Reproduce the listing below in its entirety. Change nothing.

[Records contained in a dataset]
::::

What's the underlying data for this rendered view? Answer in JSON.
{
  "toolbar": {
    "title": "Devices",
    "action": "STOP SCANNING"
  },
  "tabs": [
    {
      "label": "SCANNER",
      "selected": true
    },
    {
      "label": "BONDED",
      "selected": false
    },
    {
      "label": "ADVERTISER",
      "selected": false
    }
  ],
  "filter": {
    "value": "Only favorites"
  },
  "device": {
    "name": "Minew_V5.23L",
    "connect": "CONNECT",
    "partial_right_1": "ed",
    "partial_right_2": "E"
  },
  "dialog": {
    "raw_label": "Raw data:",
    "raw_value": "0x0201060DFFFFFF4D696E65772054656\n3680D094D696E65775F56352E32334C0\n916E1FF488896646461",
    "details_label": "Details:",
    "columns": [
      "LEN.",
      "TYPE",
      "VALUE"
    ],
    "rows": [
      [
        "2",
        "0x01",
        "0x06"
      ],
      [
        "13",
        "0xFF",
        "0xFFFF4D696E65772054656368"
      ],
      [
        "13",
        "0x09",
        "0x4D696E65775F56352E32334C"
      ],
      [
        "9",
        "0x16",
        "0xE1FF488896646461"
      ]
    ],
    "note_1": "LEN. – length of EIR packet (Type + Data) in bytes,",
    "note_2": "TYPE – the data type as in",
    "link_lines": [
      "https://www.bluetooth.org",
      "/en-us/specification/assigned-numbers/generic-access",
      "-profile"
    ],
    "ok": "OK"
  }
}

::::

## Final result
What's the underlying data for this rendered view? Answer in JSON.
{
  "toolbar": {
    "title": "Devices",
    "action": "STOP SCANNING"
  },
  "tabs": [
    {
      "label": "SCANNER",
      "selected": true
    },
    {
      "label": "BONDED",
      "selected": false
    },
    {
      "label": "ADVERTISER",
      "selected": false
    }
  ],
  "filter": {
    "value": "Only favorites"
  },
  "device": {
    "name": "Minew_V5.23L",
    "connect": "CONNECT",
    "partial_right_1": "ed",
    "partial_right_2": "E"
  },
  "dialog": {
    "raw_label": "Raw data:",
    "raw_value": "0x0201060DFFFFFF4D696E65772054656\n3680D094D696E65775F56352E32334C0\n916E1FF488896646461",
    "details_label": "Details:",
    "columns": [
      "LEN.",
      "TYPE",
      "VALUE"
    ],
    "rows": [
      [
        "2",
        "0x01",
        "0x06"
      ],
      [
        "13",
        "0xFF",
        "0xFFFF4D696E65772054656368"
      ],
      [
        "13",
        "0x09",
        "0x4D696E65775F56352E32334C"
      ],
      [
        "9",
        "0x16",
        "0xE1FF488896646461"
      ]
    ],
    "note_1": "LEN. – length of EIR packet (Type + Data) in bytes,",
    "note_2": "TYPE – the data type as in",
    "link_lines": [
      "https://www.bluetooth.org",
      "/en-us/specification/assigned-numbers/generic-access",
      "-profile"
    ],
    "ok": "OK"
  }
}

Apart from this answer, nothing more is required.